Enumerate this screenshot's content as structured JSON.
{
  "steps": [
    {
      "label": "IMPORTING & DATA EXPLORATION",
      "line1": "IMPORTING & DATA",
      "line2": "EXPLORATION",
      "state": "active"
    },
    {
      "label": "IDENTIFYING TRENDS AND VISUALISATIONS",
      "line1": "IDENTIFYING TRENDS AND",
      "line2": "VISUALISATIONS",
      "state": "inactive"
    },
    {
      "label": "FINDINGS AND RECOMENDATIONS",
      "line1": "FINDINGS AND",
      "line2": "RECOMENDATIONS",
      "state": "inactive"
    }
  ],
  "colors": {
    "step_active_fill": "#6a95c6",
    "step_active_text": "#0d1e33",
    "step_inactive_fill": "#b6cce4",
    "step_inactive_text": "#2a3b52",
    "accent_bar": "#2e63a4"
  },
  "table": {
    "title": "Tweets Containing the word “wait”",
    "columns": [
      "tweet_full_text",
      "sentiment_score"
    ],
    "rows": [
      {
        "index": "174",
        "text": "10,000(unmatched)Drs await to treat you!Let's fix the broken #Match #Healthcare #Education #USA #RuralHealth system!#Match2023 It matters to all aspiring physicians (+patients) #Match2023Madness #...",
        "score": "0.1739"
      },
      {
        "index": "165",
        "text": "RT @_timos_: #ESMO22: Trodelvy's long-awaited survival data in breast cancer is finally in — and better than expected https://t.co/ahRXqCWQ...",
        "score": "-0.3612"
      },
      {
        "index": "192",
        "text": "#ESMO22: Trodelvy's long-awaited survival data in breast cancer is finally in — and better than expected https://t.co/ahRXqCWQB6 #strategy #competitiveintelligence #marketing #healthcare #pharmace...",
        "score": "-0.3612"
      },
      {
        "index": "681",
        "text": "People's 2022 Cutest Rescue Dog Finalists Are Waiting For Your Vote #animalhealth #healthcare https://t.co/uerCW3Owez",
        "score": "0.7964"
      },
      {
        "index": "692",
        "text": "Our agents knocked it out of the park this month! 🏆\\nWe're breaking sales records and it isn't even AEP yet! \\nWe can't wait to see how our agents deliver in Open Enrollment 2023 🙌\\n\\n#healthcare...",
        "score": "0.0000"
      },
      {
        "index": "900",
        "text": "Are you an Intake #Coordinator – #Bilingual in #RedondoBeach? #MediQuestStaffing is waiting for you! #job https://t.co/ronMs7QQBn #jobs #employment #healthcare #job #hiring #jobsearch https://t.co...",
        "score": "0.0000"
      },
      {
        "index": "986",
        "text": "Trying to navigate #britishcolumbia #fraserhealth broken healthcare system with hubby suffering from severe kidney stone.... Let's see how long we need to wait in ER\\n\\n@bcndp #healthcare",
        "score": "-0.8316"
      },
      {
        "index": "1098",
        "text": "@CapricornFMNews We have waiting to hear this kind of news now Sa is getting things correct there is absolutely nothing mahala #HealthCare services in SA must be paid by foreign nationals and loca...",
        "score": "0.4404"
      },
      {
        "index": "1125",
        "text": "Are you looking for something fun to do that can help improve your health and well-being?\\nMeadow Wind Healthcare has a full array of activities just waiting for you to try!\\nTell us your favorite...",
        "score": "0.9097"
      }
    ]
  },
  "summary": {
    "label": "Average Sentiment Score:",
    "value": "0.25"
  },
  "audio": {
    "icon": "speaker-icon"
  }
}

***

Your answer must consist of every line from the listing that holds the string "breast".

        "text": "RT @_timos_: #ESMO22: Trodelvy's long-awaited survival data in breast cancer is finally in — and better than expected https://t.co/ahRXqCWQ...",
        "text": "#ESMO22: Trodelvy's long-awaited survival data in breast cancer is finally in — and better than expected https://t.co/ahRXqCWQB6 #strategy #competitiveintelligence #marketing #healthcare #pharmace...",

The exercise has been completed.